◆ What you have to do
Here are records with pictures in them. Copy all of them exactly and leave the pictures out.

◆ Dataset entries
□ □ □

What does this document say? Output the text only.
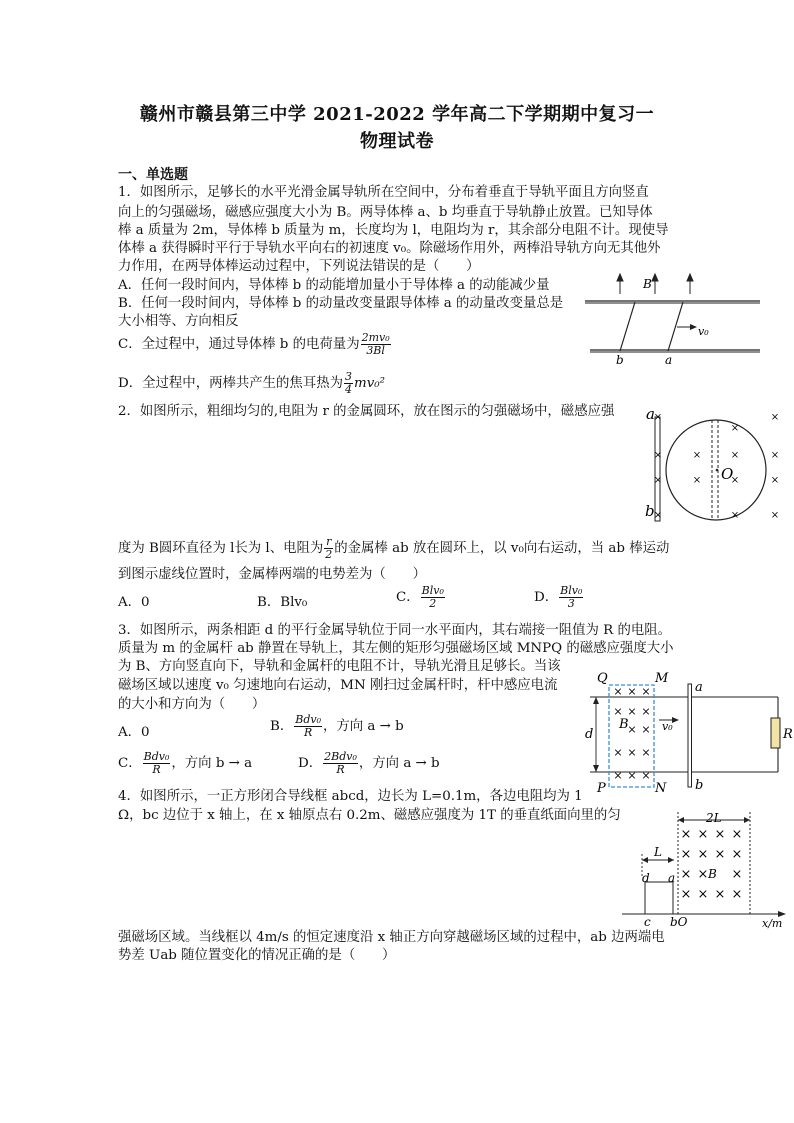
赣州市赣县第三中学 2021-2022 学年高二下学期期中复习一
物理试卷
一、单选题
1．如图所示，足够长的水平光滑金属导轨所在空间中，分布着垂直于导轨平面且方向竖直
向上的匀强磁场，磁感应强度大小为 B。两导体棒 a、b 均垂直于导轨静止放置。已知导体
棒 a 质量为 2m，导体棒 b 质量为 m，长度均为 l，电阻均为 r，其余部分电阻不计。现使导
体棒 a 获得瞬时平行于导轨水平向右的初速度 v₀。除磁场作用外，两棒沿导轨方向无其他外
力作用，在两导体棒运动过程中，下列说法错误的是（　　）
A．任何一段时间内，导体棒 b 的动能增加量小于导体棒 a 的动能减少量
B．任何一段时间内，导体棒 b 的动量改变量跟导体棒 a 的动量改变量总是
大小相等、方向相反
C．全过程中，通过导体棒 b 的电荷量为 $\frac{\text{2mv₀}}{3Bl}$
D．全过程中，两棒共产生的焦耳热为 $\frac{3}{4} mv_0^2$
B
v₀
b	a
2．如图所示，粗细均匀的,电阻为 r 的金属圆环，放在图示的匀强磁场中，磁感应强	×	×
×	×	×
×	×	×
×	×
×
×
×
×
a
b
O
度为 B圆环直径为 l长为 l、电阻为 $\frac{r}{2}$ 的金属棒 ab 放在圆环上，以 v₀向右运动，当 ab 棒运动
到图示虚线位置时，金属棒两端的电势差为（　　）
A．0	B．Blv₀	C． $\frac{\text{Blv₀}}{2}$	D． $\frac{\text{Blv₀}}{3}$
3．如图所示，两条相距 d 的平行金属导轨位于同一水平面内，其右端接一阻值为 R 的电阻。
质量为 m 的金属杆 ab 静置在导轨上，其左侧的矩形匀强磁场区域 MNPQ 的磁感应强度大小
为 B、方向竖直向下，导轨和金属杆的电阻不计，导轨光滑且足够长。当该
磁场区域以速度 v₀ 匀速地向右运动，MN 刚扫过金属杆时，杆中感应电流
的大小和方向为（　　）
A．0	B． $\frac{\text{Bdv₀}}{R}$ ，方向 a → b
C． $\frac{\text{Bdv₀}}{R}$ ，方向 b → a	D． $\frac{\text{2Bdv₀}}{R}$ ，方向 a → b
× × ×
× × ×
× ×
× × ×
× × ×
Q	M
P	N
a
b
B
d
v₀
R
4．如图所示，一正方形闭合导线框 abcd，边长为 L=0.1m，各边电阻均为 1
Ω，bc 边位于 x 轴上，在 x 轴原点右 0.2m、磁感应强度为 1T 的垂直纸面向里的匀
× × × ×
× × × ×
× × ×
× × × ×
2L
L
d a
c bO
B
x/m
强磁场区域。当线框以 4m/s 的恒定速度沿 x 轴正方向穿越磁场区域的过程中，ab 边两端电
势差 Uab 随位置变化的情况正确的是（　　）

□ □ □

◆ The reply
What does this document say? Output the text only.
赣州市赣县第三中学 2021-2022 学年高二下学期期中复习一
物理试卷
一、单选题
1．如图所示，足够长的水平光滑金属导轨所在空间中，分布着垂直于导轨平面且方向竖直
向上的匀强磁场，磁感应强度大小为 B。两导体棒 a、b 均垂直于导轨静止放置。已知导体
棒 a 质量为 2m，导体棒 b 质量为 m，长度均为 l，电阻均为 r，其余部分电阻不计。现使导
体棒 a 获得瞬时平行于导轨水平向右的初速度 v₀。除磁场作用外，两棒沿导轨方向无其他外
力作用，在两导体棒运动过程中，下列说法错误的是（　　）
A．任何一段时间内，导体棒 b 的动能增加量小于导体棒 a 的动能减少量
B．任何一段时间内，导体棒 b 的动量改变量跟导体棒 a 的动量改变量总是
大小相等、方向相反
C．全过程中，通过导体棒 b 的电荷量为 $\frac{\text{2mv₀}}{3Bl}$
D．全过程中，两棒共产生的焦耳热为 $\frac{3}{4} mv_0^2$
B
v₀
b	a
2．如图所示，粗细均匀的,电阻为 r 的金属圆环，放在图示的匀强磁场中，磁感应强	×	×
×	×	×
×	×	×
×	×
×
×
×
×
a
b
O
度为 B圆环直径为 l长为 l、电阻为 $\frac{r}{2}$ 的金属棒 ab 放在圆环上，以 v₀向右运动，当 ab 棒运动
到图示虚线位置时，金属棒两端的电势差为（　　）
A．0	B．Blv₀	C． $\frac{\text{Blv₀}}{2}$	D． $\frac{\text{Blv₀}}{3}$
3．如图所示，两条相距 d 的平行金属导轨位于同一水平面内，其右端接一阻值为 R 的电阻。
质量为 m 的金属杆 ab 静置在导轨上，其左侧的矩形匀强磁场区域 MNPQ 的磁感应强度大小
为 B、方向竖直向下，导轨和金属杆的电阻不计，导轨光滑且足够长。当该
磁场区域以速度 v₀ 匀速地向右运动，MN 刚扫过金属杆时，杆中感应电流
的大小和方向为（　　）
A．0	B． $\frac{\text{Bdv₀}}{R}$ ，方向 a → b
C． $\frac{\text{Bdv₀}}{R}$ ，方向 b → a	D． $\frac{\text{2Bdv₀}}{R}$ ，方向 a → b
× × ×
× × ×
× ×
× × ×
× × ×
Q	M
P	N
a
b
B
d
v₀
R
4．如图所示，一正方形闭合导线框 abcd，边长为 L=0.1m，各边电阻均为 1
Ω，bc 边位于 x 轴上，在 x 轴原点右 0.2m、磁感应强度为 1T 的垂直纸面向里的匀
× × × ×
× × × ×
× × ×
× × × ×
2L
L
d a
c bO
B
x/m
强磁场区域。当线框以 4m/s 的恒定速度沿 x 轴正方向穿越磁场区域的过程中，ab 边两端电
势差 Uab 随位置变化的情况正确的是（　　）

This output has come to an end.